DATA SHOWN →
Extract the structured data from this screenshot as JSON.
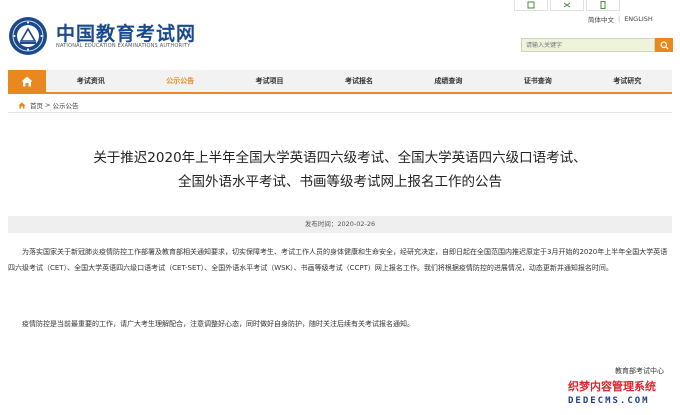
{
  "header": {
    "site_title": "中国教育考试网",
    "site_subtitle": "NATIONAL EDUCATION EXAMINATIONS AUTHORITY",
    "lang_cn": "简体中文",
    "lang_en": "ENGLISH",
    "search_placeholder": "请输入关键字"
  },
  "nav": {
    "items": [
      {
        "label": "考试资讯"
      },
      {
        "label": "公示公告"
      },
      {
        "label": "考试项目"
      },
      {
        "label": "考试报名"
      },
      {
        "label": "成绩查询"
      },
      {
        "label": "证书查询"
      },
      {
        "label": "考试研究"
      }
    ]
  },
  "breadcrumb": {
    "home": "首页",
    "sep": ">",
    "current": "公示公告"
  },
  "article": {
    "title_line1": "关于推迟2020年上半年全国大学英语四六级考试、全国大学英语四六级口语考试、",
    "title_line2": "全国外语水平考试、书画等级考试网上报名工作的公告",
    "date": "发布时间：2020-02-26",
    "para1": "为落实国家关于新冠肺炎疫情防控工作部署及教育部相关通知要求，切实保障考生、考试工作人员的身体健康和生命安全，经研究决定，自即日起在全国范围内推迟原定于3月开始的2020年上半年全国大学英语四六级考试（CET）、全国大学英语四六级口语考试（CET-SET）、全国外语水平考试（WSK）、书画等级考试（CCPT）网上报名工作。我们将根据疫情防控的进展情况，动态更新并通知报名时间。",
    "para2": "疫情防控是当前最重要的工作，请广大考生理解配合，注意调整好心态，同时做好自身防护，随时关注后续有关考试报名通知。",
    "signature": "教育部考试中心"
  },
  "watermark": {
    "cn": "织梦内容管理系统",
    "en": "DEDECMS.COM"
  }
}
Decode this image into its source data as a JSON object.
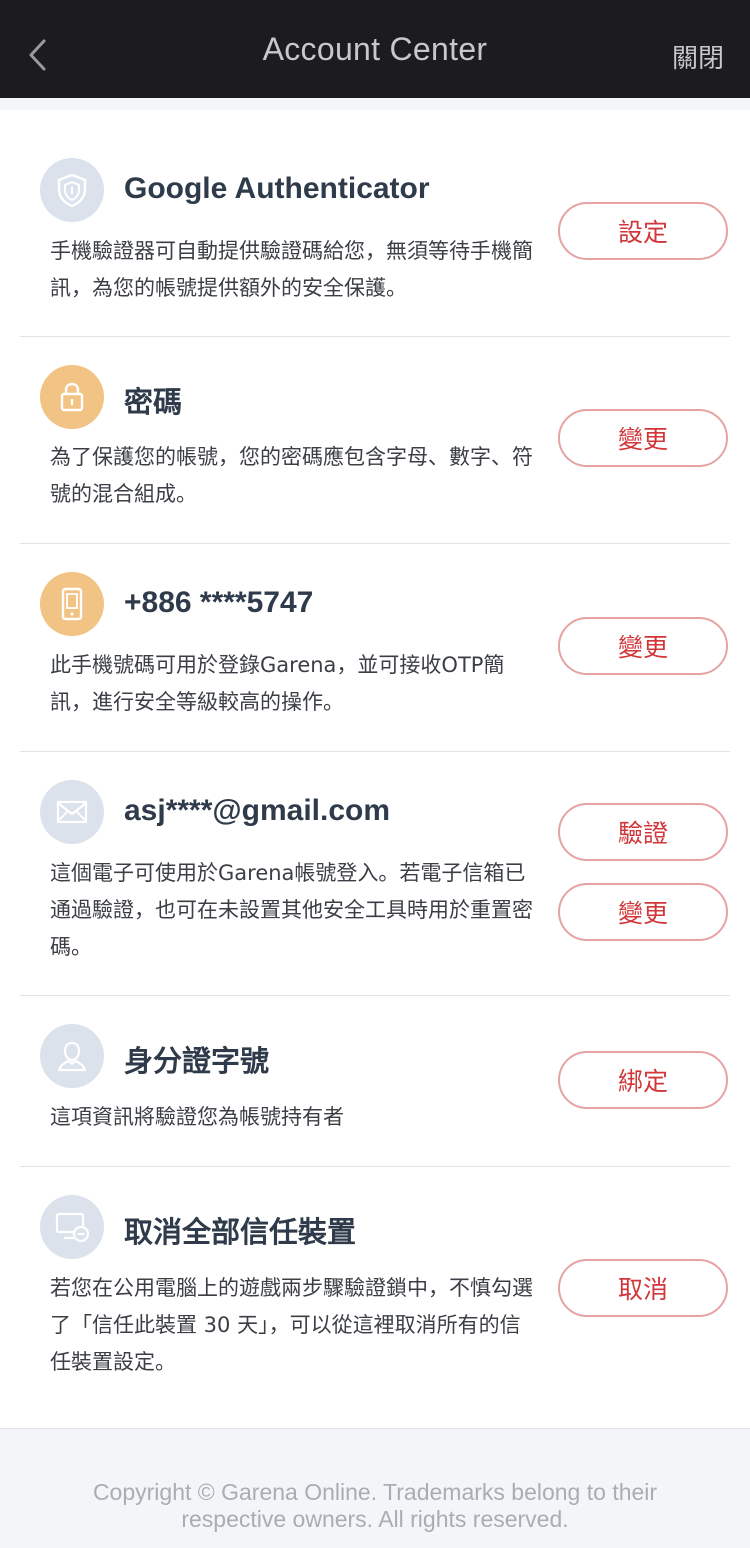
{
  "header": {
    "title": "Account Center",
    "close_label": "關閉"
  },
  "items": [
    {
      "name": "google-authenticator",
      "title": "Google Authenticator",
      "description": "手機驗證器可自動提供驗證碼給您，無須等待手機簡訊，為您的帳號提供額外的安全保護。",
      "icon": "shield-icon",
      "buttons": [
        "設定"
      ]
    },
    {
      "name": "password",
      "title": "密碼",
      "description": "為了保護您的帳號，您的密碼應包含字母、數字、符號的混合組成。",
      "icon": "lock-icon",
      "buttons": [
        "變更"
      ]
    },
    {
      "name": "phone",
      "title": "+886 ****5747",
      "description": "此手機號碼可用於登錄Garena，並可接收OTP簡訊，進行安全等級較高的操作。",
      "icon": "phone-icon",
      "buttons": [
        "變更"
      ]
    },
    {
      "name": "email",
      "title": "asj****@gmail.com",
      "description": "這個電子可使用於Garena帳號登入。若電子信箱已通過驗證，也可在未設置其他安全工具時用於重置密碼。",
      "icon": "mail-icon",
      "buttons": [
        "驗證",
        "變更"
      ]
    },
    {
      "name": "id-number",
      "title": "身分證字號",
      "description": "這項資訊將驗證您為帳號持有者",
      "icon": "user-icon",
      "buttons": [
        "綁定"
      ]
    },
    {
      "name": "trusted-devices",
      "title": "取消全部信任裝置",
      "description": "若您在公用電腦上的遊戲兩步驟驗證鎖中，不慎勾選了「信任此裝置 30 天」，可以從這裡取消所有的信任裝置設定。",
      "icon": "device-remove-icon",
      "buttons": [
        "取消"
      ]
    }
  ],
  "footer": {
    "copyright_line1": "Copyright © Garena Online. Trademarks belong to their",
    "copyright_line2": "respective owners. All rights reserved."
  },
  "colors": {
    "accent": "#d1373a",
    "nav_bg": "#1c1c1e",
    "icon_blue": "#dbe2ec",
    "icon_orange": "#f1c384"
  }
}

---

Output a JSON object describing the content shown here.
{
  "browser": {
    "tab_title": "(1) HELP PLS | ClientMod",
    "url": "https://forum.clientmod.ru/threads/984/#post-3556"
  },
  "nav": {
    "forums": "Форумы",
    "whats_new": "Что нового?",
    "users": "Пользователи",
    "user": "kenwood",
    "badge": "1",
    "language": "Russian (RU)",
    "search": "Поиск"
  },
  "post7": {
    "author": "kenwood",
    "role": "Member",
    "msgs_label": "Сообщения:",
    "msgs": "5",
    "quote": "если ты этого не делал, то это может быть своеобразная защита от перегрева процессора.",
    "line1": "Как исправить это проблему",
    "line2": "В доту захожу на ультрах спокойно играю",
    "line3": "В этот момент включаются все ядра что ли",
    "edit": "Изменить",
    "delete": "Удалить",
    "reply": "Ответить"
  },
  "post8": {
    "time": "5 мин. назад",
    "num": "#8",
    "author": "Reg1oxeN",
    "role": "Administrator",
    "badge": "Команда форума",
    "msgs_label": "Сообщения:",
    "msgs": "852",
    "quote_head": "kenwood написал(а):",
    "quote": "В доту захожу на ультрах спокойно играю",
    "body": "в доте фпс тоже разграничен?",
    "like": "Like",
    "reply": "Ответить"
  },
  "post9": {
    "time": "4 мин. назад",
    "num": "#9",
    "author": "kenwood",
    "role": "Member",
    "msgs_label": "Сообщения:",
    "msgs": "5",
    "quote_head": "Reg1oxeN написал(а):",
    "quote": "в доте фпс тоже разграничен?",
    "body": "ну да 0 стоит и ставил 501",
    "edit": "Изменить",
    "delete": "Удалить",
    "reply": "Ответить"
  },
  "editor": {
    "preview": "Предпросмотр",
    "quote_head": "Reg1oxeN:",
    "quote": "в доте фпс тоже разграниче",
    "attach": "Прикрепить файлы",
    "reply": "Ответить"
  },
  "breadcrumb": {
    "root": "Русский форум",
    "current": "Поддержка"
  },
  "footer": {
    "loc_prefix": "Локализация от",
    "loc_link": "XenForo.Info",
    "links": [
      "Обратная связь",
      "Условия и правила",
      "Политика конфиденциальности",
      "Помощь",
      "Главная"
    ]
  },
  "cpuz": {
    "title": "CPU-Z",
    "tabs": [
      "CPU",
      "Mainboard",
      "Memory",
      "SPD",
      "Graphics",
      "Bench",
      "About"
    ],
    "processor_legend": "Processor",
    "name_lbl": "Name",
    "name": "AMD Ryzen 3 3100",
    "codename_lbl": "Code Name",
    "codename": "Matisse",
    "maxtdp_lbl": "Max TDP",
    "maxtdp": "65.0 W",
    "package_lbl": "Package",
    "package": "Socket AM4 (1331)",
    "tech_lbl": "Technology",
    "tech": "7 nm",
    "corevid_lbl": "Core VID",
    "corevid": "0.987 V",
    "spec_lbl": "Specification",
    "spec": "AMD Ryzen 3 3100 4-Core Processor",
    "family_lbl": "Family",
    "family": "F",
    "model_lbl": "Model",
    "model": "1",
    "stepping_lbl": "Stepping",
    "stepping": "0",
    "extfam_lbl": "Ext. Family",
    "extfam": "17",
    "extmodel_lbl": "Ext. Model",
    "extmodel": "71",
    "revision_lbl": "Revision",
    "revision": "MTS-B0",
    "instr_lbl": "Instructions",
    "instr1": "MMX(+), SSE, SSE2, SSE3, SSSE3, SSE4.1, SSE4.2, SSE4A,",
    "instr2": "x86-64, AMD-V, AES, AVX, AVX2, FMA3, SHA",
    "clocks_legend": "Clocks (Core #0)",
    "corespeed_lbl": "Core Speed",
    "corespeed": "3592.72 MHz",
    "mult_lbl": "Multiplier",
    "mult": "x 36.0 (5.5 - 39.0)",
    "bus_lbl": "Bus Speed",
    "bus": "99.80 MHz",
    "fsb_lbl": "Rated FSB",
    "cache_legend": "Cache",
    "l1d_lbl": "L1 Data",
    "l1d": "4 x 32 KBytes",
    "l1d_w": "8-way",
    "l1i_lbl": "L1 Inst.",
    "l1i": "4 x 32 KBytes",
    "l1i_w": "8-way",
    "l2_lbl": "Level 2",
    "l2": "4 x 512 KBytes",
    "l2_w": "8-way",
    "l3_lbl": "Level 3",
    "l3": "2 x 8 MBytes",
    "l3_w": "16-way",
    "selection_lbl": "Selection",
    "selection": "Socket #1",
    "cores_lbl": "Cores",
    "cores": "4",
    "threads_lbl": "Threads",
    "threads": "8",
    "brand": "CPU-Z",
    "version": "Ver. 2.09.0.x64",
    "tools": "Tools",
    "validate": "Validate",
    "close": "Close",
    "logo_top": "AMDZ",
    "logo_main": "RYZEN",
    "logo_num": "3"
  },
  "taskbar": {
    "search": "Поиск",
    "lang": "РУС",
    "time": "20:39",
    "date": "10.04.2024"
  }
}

EXERCISE AIM → Search the entries for the word "доте", then list each line that holds it.

TASK RESPONSE →
    "body": "в доте фпс тоже разграничен?",
    "quote": "в доте фпс тоже разграничен?",
    "quote": "в доте фпс тоже разграниче",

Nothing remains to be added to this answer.